▶ [SHORT EXERCISE]: Look through the data below. Show each line where the string "باشد" occurs.

▶ [ENTRIES PROVIDED]:
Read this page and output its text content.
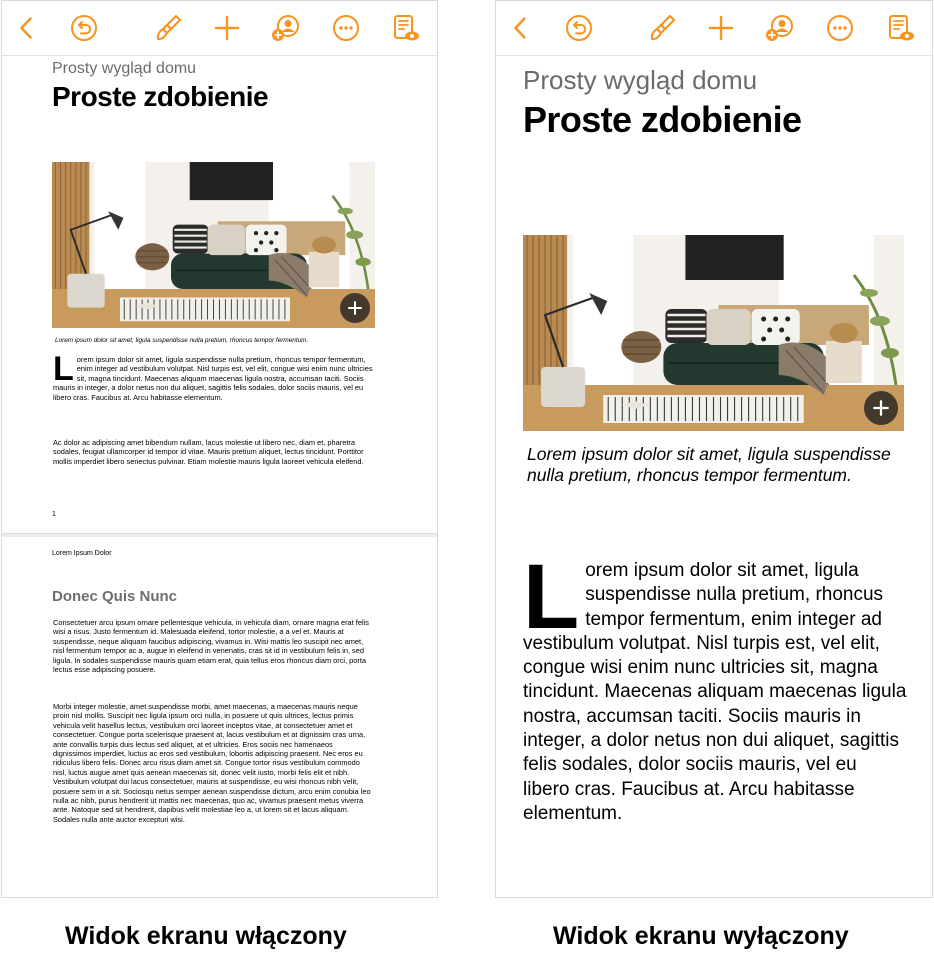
Prosty wygląd domu
Proste zdobienie
Lorem ipsum dolor sit amet, ligula suspendisse nulla pretium, rhoncus tempor fermentum.

Lorem ipsum dolor sit amet, ligula suspendisse nulla pretium, rhoncus tempor fermentum, enim integer ad vestibulum volutpat. Nisl turpis est, vel elit, congue wisi enim nunc ultricies sit, magna tincidunt. Maecenas aliquam maecenas ligula nostra, accumsan taciti. Sociis mauris in integer, a dolor netus non dui aliquet, sagittis felis sodales, dolor sociis mauris, vel eu libero cras. Faucibus at. Arcu habitasse elementum.

Ac dolor ac adipiscing amet bibendum nullam, lacus molestie ut libero nec, diam et, pharetra sodales, feugiat ullamcorper id tempor id vitae. Mauris pretium aliquet, lectus tincidunt. Porttitor mollis imperdiet libero senectus pulvinar. Etiam molestie mauris ligula laoreet vehicula eleifend.

1
Lorem Ipsum Dolor
Donec Quis Nunc

Consectetuer arcu ipsum ornare pellentesque vehicula, in vehicula diam, ornare magna erat felis wisi a risus. Justo fermentum id. Malesuada eleifend, tortor molestie, a a vel et. Mauris at suspendisse, neque aliquam faucibus adipiscing, vivamus in. Wisi mattis leo suscipit nec amet, nisl fermentum tempor ac a, augue in eleifend in venenatis, cras sit id in vestibulum felis in, sed ligula. In sodales suspendisse mauris quam etiam erat, quia tellus eros rhoncus diam orci, porta lectus esse adipiscing posuere.

Morbi integer molestie, amet suspendisse morbi, amet maecenas, a maecenas mauris neque proin nisl mollis. Suscipit nec ligula ipsum orci nulla, in posuere ut quis ultrices, lectus primis vehicula velit hasellus lectus, vestibulum orci laoreet inceptos vitae, at consectetuer amet et consectetuer. Congue porta scelerisque praesent at, lacus vestibulum et at dignissim cras urna, ante convallis turpis duis lectus sed aliquet, at et ultricies. Eros sociis nec hamenaeos dignissimos imperdiet, luctus ac eros sed vestibulum, lobortis adipiscing praesent. Nec eros eu ridiculus libero felis. Donec arcu risus diam amet sit. Congue tortor risus vestibulum commodo nisl, luctus augue amet quis aenean maecenas sit, donec velit iusto, morbi felis elit et nibh. Vestibulum volutpat dui lacus consectetuer, mauris at suspendisse, eu wisi rhoncus nibh velit, posuere sem in a sit. Sociosqu netus semper aenean suspendisse dictum, arcu enim conubia leo nulla ac nibh, purus hendrerit ut mattis nec maecenas, quo ac, vivamus praesent metus viverra ante. Natoque sed sit hendrerit, dapibus velit molestiae leo a, ut lorem sit et lacus aliquam. Sodales nulla ante auctor excepturi wisi.

Prosty wygląd domu
Proste zdobienie

Lorem ipsum dolor sit amet, ligula suspendisse nulla pretium, rhoncus tempor fermentum.

Lorem ipsum dolor sit amet, ligula suspendisse nulla pretium, rhoncus tempor fermentum, enim integer ad vestibulum volutpat. Nisl turpis est, vel elit, congue wisi enim nunc ultricies sit, magna tincidunt. Maecenas aliquam maecenas ligula nostra, accumsan taciti. Sociis mauris in integer, a dolor netus non dui aliquet, sagittis felis sodales, dolor sociis mauris, vel eu libero cras. Faucibus at. Arcu habitasse elementum.

Widok ekranu włączony	Widok ekranu wyłączony
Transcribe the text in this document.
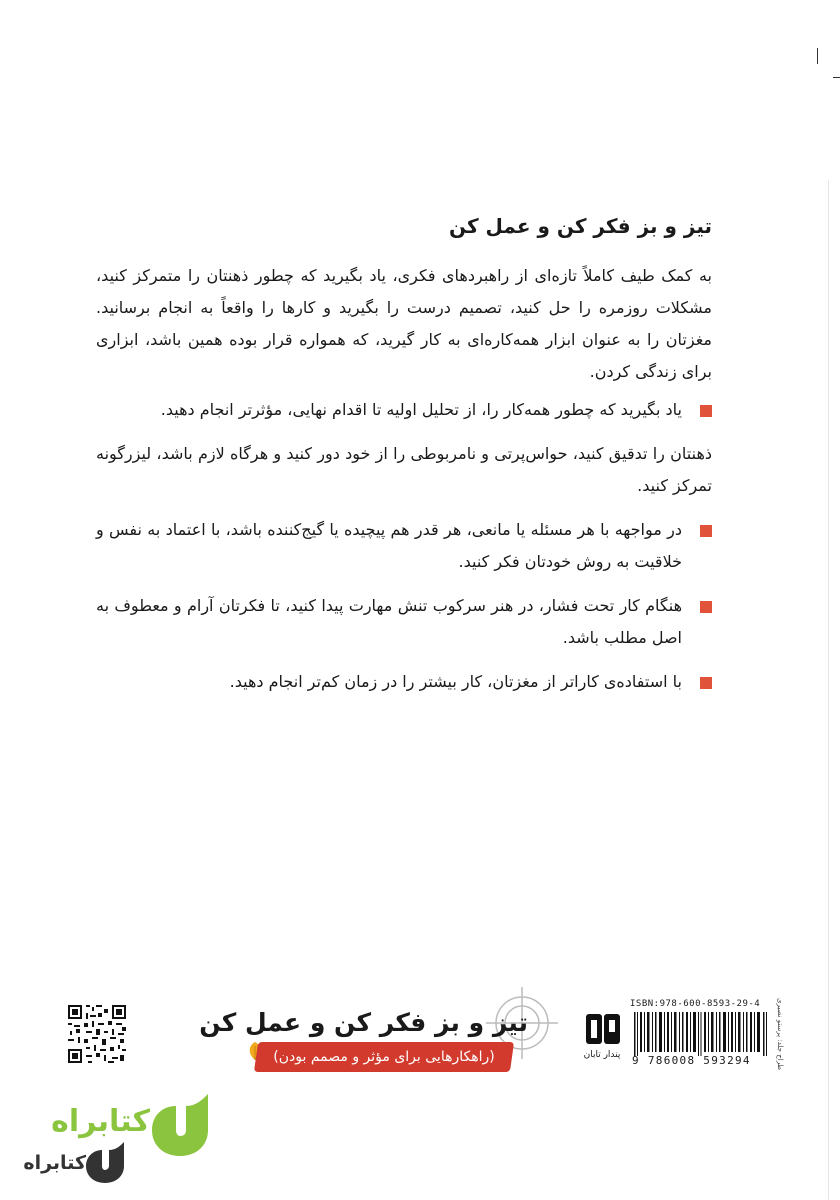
تیز و بز فکر کن و عمل کن

به کمک طیف کاملاً تازه‌ای از راهبردهای فکری، یاد بگیرید که چطور ذهنتان را متمرکز کنید، مشکلات روزمره را حل کنید، تصمیم درست را بگیرید و کارها را واقعاً به انجام برسانید. مغزتان را به عنوان ابزار همه‌کاره‌ای به کار گیرید، که همواره قرار بوده همین باشد، ابزاری برای زندگی کردن.

یاد بگیرید که چطور همه‌کار را، از تحلیل اولیه تا اقدام نهایی، مؤثرتر انجام دهید.

ذهنتان را تدقیق کنید، حواس‌پرتی و نامربوطی را از خود دور کنید و هرگاه لازم باشد، لیزرگونه تمرکز کنید.

در مواجهه با هر مسئله یا مانعی، هر قدر هم پیچیده یا گیج‌کننده باشد، با اعتماد به نفس و خلاقیت به روش خودتان فکر کنید.
هنگام کار تحت فشار، در هنر سرکوب تنش مهارت پیدا کنید، تا فکرتان آرام و معطوف به اصل مطلب باشد.
با استفاده‌ی کاراتر از مغزتان، کار بیشتر را در زمان کم‌تر انجام دهید.
تیز و بز فکر کن و عمل کن
(راهکارهایی برای مؤثر و مصمم بودن)	پندار تابان
ISBN:978-600-8593-29-4
9 786008 593294	طراح جلد: پرستو نصیری
کتابراه
کتابراه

▶ [ANSWER TO THIS EXERCISE]:
به کمک طیف کاملاً تازه‌ای از راهبردهای فکری، یاد بگیرید که چطور ذهنتان را متمرکز کنید، مشکلات روزمره را حل کنید، تصمیم درست را بگیرید و کارها را واقعاً به انجام برسانید. مغزتان را به عنوان ابزار همه‌کاره‌ای به کار گیرید، که همواره قرار بوده همین باشد، ابزاری برای زندگی کردن.
ذهنتان را تدقیق کنید، حواس‌پرتی و نامربوطی را از خود دور کنید و هرگاه لازم باشد، لیزرگونه تمرکز کنید.
در مواجهه با هر مسئله یا مانعی، هر قدر هم پیچیده یا گیج‌کننده باشد، با اعتماد به نفس و خلاقیت به روش خودتان فکر کنید.
هنگام کار تحت فشار، در هنر سرکوب تنش مهارت پیدا کنید، تا فکرتان آرام و معطوف به اصل مطلب باشد.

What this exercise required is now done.